[Records about charts and figures]
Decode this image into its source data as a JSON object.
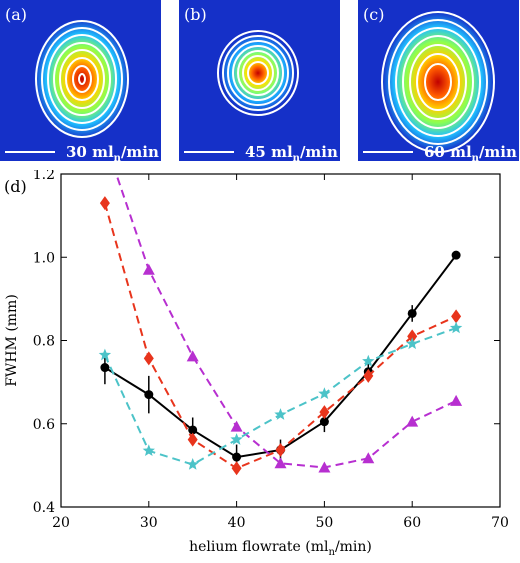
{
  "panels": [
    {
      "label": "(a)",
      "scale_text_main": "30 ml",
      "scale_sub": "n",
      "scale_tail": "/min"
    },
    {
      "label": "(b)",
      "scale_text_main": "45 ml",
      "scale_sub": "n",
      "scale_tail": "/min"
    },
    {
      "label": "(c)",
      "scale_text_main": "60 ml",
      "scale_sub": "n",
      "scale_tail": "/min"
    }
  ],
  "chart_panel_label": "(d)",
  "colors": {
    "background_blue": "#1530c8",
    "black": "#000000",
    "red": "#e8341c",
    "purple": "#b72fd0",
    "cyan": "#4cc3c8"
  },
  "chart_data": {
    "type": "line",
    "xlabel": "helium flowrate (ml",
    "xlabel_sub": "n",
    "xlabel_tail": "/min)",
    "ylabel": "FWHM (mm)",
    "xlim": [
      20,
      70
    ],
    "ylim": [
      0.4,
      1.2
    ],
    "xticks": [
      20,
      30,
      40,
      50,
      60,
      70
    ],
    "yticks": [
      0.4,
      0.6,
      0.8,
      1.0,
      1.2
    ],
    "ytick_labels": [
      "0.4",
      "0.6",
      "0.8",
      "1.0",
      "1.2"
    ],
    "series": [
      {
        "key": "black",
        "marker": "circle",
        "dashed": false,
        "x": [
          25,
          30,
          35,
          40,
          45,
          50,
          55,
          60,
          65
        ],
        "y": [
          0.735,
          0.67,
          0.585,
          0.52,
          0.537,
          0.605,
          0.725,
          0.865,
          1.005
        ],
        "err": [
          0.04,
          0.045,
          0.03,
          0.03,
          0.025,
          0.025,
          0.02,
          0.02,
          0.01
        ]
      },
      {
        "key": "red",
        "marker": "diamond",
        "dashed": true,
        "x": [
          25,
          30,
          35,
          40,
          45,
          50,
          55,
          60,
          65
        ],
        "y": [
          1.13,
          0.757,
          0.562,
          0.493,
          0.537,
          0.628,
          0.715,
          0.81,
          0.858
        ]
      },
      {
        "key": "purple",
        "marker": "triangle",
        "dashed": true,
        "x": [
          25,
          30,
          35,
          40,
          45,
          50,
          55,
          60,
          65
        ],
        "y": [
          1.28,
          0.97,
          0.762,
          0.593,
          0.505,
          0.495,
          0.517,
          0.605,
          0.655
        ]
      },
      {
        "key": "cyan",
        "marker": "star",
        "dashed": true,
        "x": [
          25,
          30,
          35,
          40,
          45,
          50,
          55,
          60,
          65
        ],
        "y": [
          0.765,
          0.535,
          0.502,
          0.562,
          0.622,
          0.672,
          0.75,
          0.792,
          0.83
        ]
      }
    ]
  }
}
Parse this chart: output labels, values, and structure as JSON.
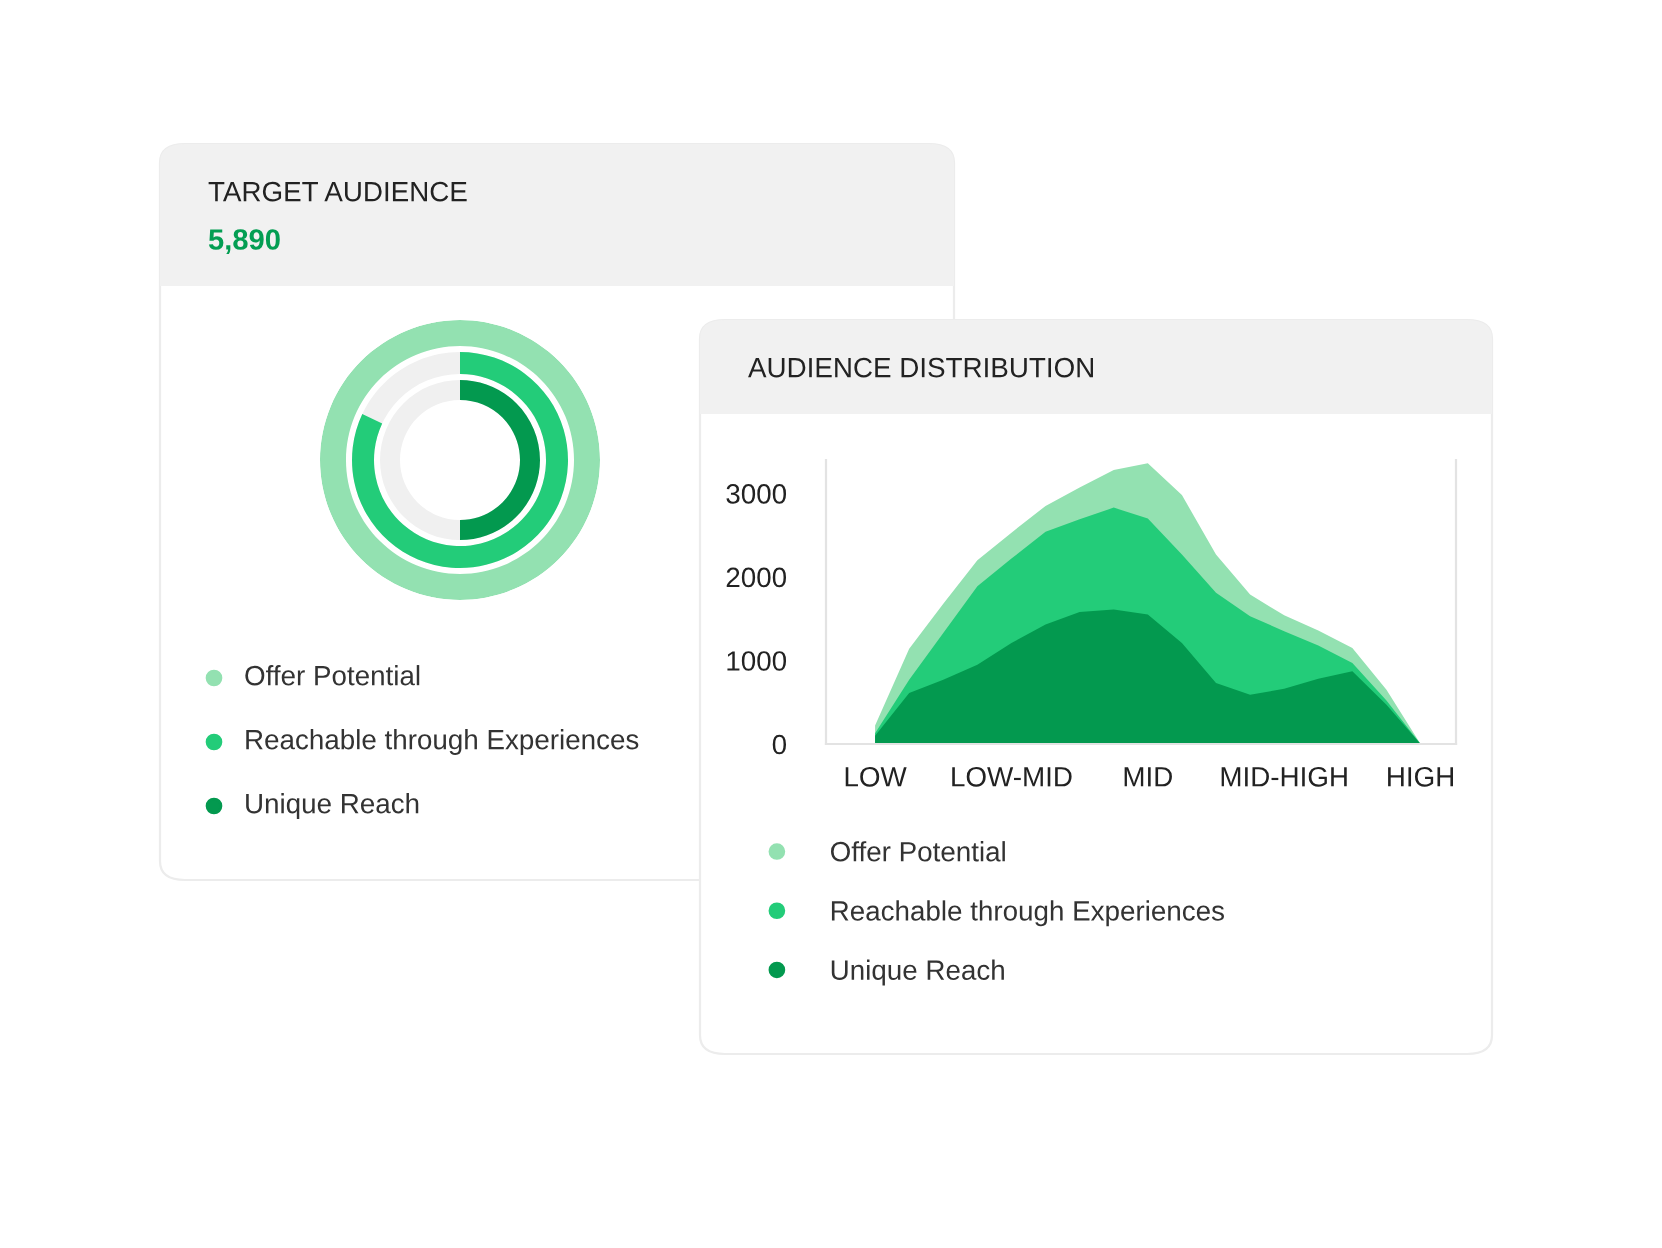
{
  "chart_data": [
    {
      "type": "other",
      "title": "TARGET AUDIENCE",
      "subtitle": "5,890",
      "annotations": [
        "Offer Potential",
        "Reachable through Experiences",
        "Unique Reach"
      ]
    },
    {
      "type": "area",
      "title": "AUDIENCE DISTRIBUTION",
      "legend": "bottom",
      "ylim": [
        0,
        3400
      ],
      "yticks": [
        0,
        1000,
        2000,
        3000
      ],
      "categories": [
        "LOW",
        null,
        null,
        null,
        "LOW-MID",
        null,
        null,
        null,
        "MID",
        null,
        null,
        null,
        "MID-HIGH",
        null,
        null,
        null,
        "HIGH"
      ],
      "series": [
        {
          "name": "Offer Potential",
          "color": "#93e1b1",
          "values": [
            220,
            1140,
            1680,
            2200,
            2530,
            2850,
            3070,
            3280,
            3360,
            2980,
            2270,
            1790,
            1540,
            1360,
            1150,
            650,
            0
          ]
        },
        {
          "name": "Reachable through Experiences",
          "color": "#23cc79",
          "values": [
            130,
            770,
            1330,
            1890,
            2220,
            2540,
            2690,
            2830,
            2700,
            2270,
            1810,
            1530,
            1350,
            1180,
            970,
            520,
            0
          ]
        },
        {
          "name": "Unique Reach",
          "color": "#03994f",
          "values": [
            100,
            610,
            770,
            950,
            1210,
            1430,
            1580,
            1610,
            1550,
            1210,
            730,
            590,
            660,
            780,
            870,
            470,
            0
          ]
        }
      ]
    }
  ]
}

**PROBLEM TO SOLVE:** Go through the material and copy out every line with "Reachable" in it.

**RESPONSE TO THIS TASK:**
        "Reachable through Experiences",
          "name": "Reachable through Experiences",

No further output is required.